◆ TASK PROMPT
Search the data for the word "before" and copy every line where it occurs.

Dataset excerpt:
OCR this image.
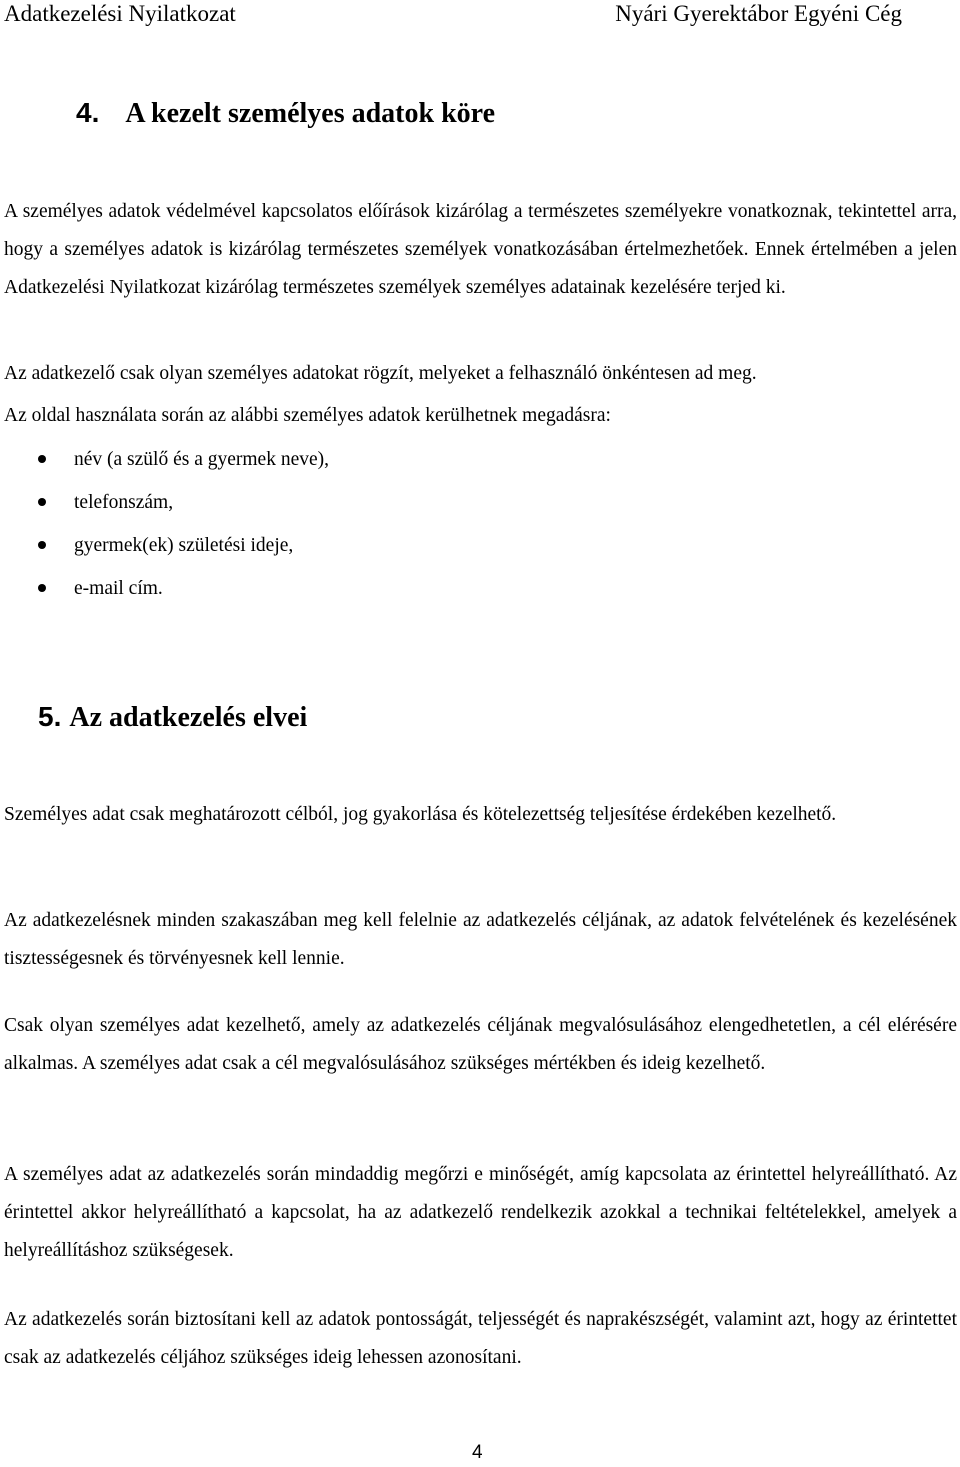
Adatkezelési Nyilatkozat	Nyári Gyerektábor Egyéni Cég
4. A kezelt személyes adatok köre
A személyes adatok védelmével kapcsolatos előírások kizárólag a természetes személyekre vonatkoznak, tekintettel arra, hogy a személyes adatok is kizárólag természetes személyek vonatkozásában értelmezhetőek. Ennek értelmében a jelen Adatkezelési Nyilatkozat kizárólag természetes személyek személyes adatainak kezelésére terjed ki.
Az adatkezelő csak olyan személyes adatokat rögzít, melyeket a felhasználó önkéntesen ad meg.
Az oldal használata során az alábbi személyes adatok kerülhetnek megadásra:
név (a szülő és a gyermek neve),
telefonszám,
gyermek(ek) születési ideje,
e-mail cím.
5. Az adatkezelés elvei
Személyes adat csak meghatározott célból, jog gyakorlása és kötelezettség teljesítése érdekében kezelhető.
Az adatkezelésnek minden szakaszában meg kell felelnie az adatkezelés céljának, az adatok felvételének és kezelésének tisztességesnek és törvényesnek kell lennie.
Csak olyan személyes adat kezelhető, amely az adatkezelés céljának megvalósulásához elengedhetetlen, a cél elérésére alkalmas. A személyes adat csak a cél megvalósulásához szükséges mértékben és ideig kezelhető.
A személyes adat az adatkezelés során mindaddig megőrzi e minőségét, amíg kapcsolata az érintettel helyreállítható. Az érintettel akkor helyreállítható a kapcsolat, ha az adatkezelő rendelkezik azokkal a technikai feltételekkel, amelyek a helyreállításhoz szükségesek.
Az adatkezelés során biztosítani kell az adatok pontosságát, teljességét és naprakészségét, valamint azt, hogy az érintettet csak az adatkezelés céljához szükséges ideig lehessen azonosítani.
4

* * *

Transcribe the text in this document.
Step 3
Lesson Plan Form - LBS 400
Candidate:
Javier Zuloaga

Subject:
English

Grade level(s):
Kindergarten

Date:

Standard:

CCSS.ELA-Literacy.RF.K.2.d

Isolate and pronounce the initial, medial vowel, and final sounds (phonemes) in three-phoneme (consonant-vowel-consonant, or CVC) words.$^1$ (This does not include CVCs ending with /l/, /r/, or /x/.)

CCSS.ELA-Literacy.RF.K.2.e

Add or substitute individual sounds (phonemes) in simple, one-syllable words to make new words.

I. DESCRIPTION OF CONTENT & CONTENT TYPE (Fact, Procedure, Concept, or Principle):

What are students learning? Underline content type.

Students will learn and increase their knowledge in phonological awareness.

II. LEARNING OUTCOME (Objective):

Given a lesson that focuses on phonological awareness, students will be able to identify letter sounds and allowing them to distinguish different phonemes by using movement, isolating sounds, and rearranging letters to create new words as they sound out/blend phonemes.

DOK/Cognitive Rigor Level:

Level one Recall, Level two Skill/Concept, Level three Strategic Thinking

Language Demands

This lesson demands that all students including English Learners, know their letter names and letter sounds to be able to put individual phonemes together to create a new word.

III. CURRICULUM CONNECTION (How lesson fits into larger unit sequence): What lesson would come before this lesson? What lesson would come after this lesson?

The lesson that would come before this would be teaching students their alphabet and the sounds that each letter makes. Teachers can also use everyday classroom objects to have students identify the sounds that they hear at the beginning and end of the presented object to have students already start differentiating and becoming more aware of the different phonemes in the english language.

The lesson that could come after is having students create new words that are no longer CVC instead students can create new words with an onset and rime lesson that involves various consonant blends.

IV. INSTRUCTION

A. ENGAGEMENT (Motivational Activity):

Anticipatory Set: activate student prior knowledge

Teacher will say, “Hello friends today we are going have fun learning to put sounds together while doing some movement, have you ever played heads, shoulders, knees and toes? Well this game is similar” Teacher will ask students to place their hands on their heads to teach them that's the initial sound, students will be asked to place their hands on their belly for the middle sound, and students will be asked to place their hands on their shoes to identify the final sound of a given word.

---

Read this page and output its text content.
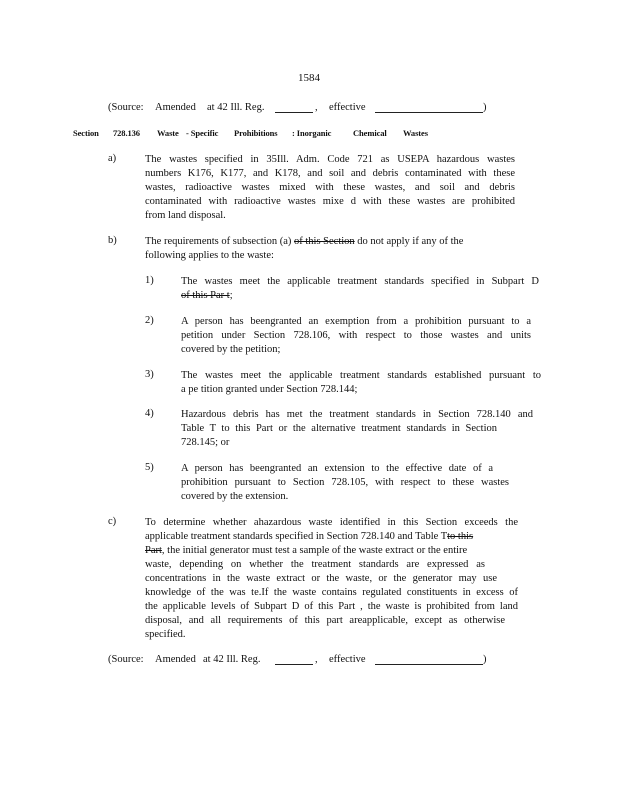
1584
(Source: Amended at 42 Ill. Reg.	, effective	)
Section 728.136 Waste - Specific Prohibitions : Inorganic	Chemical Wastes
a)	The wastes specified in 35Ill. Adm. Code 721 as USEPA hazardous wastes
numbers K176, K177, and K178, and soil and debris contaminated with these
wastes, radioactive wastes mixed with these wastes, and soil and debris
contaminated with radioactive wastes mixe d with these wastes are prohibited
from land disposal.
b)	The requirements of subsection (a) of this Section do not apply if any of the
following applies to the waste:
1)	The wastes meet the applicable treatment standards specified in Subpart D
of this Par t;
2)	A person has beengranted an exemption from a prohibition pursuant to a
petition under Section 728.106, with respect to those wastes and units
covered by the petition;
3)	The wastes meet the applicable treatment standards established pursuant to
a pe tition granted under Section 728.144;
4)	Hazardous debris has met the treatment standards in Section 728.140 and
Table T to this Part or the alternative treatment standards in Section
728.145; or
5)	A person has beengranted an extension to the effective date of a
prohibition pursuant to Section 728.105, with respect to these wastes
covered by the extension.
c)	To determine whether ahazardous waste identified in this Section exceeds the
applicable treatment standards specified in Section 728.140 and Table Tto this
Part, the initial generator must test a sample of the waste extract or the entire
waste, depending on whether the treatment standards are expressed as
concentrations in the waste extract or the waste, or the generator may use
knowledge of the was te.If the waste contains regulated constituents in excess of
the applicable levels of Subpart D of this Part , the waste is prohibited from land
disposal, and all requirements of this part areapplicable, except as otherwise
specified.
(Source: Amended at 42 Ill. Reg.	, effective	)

◆ REPLY TO THE EXERCISE
III. CURRICULUM CONNECTION (How lesson fits into larger unit sequence): What lesson would come before this lesson? What lesson would come after this lesson?
The lesson that would come before this would be teaching students their alphabet and the sounds that each letter makes. Teachers can also use everyday classroom objects to have students identify the sounds that they hear at the beginning and end of the presented object to have students already start differentiating and becoming more aware of the different phonemes in the english language.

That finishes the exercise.